_TASK REQUIREMENTS_
Reproduce all the lines below exactly and omit the images.
## BEGIN THE DATA
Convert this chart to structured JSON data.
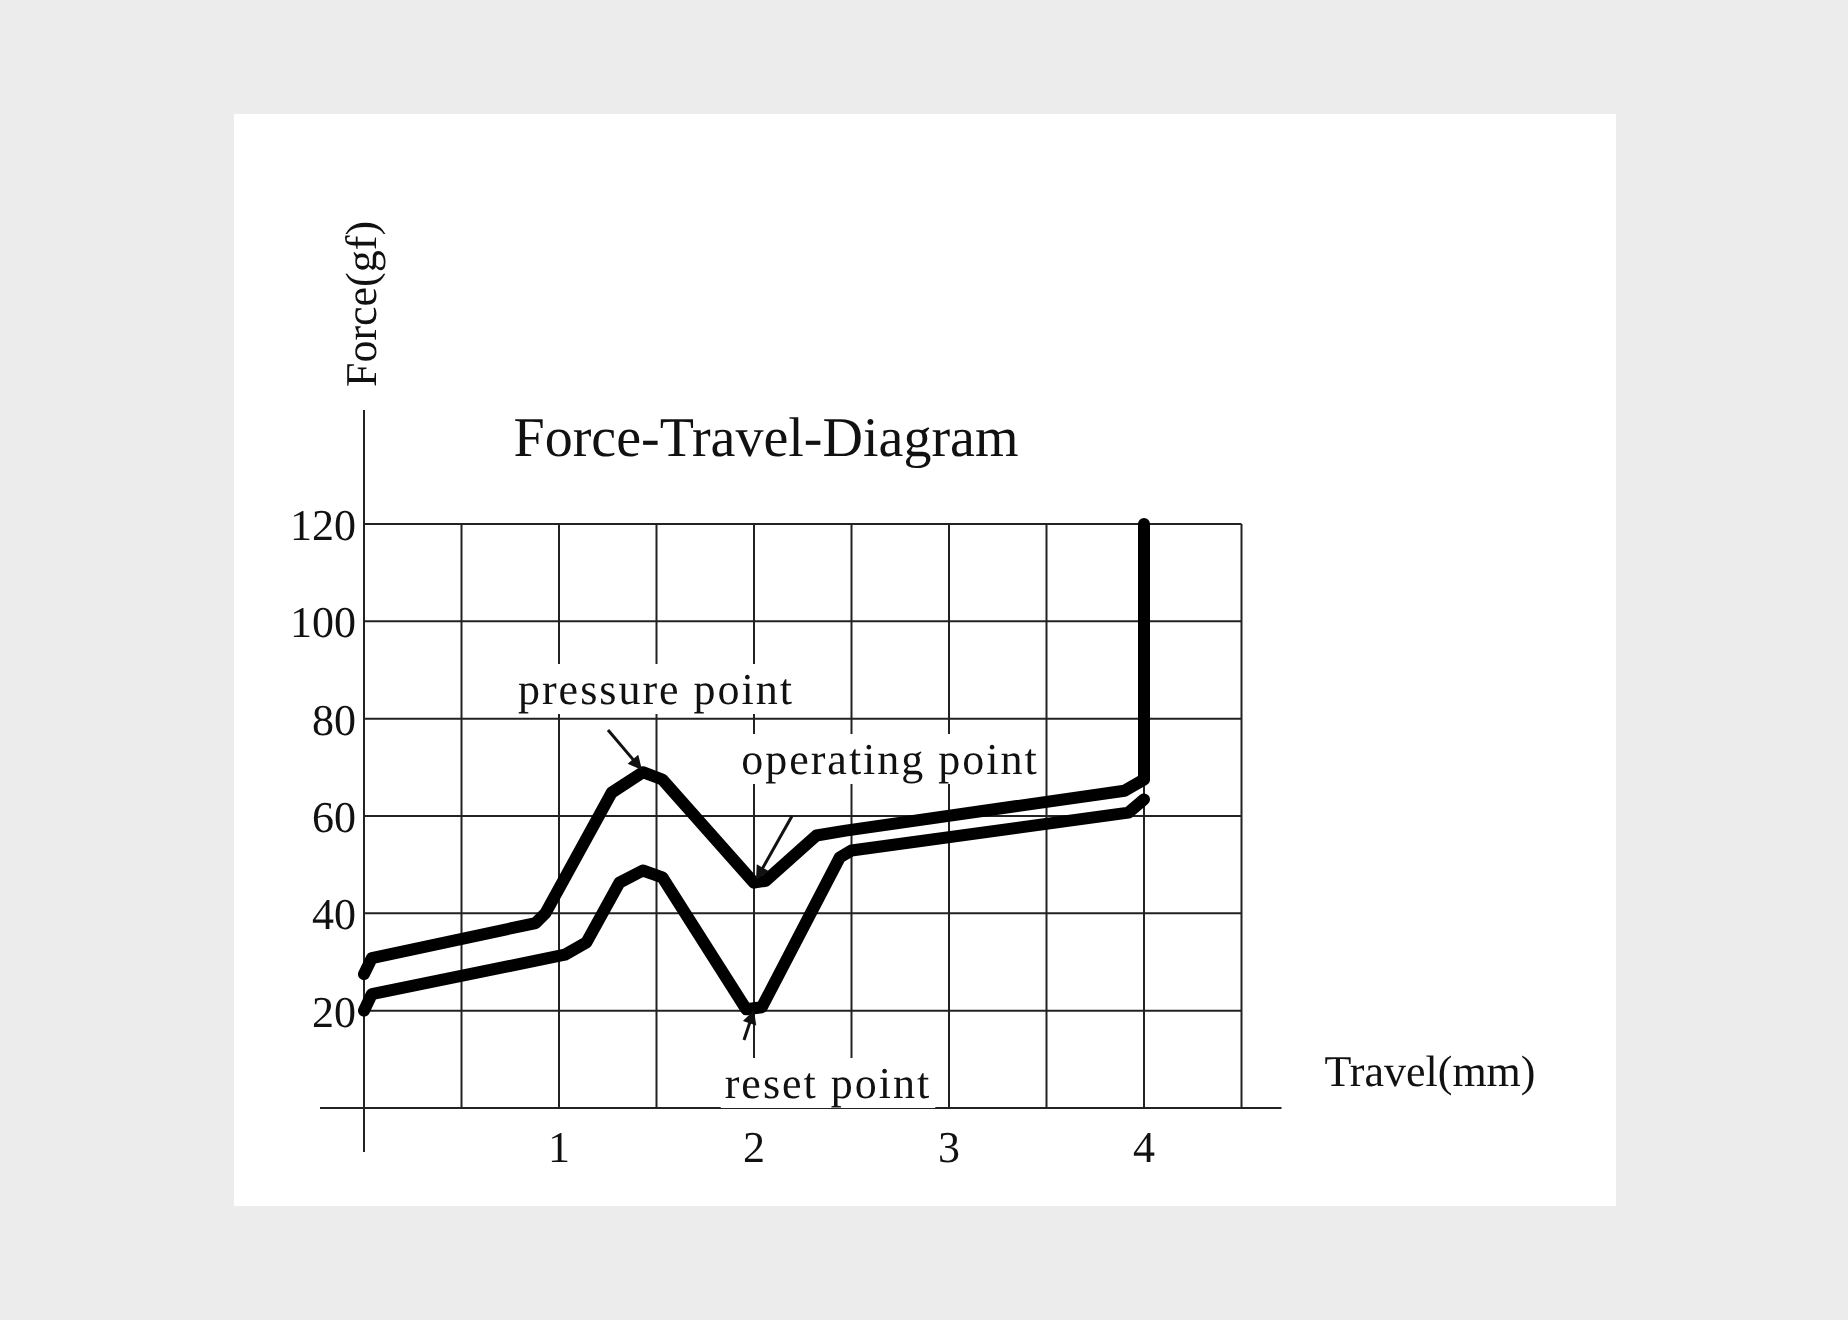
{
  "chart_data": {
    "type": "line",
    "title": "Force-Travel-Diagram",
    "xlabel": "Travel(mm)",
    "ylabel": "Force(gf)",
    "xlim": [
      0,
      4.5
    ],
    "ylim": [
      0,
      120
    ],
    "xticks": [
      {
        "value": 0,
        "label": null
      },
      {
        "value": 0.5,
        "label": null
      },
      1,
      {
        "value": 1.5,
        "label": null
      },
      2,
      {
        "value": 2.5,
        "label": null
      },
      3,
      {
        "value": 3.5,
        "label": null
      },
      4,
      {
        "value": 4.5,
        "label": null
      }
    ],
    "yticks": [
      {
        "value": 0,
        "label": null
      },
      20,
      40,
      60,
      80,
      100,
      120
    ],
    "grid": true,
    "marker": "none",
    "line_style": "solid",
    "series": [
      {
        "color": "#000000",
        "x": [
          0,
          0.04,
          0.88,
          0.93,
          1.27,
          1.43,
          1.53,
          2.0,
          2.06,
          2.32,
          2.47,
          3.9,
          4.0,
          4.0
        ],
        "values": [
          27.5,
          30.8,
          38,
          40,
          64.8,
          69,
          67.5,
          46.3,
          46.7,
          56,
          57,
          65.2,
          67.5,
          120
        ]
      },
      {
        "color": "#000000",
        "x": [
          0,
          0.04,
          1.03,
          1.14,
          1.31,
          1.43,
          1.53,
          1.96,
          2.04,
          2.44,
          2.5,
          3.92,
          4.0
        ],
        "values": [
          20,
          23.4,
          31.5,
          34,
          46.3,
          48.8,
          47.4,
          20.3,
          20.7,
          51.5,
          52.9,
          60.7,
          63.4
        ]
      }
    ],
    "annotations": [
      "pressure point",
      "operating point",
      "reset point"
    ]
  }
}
## END THE DATA
_ANSWER_
Convert this chart to structured JSON data.
{
  "chart_data": {
    "type": "line",
    "title": "Force-Travel-Diagram",
    "xlabel": "Travel(mm)",
    "ylabel": "Force(gf)",
    "xlim": [
      0,
      4.5
    ],
    "ylim": [
      0,
      120
    ],
    "xticks": [
      {
        "value": 0,
        "label": null
      },
      {
        "value": 0.5,
        "label": null
      },
      1,
      {
        "value": 1.5,
        "label": null
      },
      2,
      {
        "value": 2.5,
        "label": null
      },
      3,
      {
        "value": 3.5,
        "label": null
      },
      4,
      {
        "value": 4.5,
        "label": null
      }
    ],
    "yticks": [
      {
        "value": 0,
        "label": null
      },
      20,
      40,
      60,
      80,
      100,
      120
    ],
    "grid": true,
    "marker": "none",
    "line_style": "solid",
    "series": [
      {
        "color": "#000000",
        "x": [
          0,
          0.04,
          0.88,
          0.93,
          1.27,
          1.43,
          1.53,
          2.0,
          2.06,
          2.32,
          2.47,
          3.9,
          4.0,
          4.0
        ],
        "values": [
          27.5,
          30.8,
          38,
          40,
          64.8,
          69,
          67.5,
          46.3,
          46.7,
          56,
          57,
          65.2,
          67.5,
          120
        ]
      },
      {
        "color": "#000000",
        "x": [
          0,
          0.04,
          1.03,
          1.14,
          1.31,
          1.43,
          1.53,
          1.96,
          2.04,
          2.44,
          2.5,
          3.92,
          4.0
        ],
        "values": [
          20,
          23.4,
          31.5,
          34,
          46.3,
          48.8,
          47.4,
          20.3,
          20.7,
          51.5,
          52.9,
          60.7,
          63.4
        ]
      }
    ],
    "annotations": [
      "pressure point",
      "operating point",
      "reset point"
    ]
  }
}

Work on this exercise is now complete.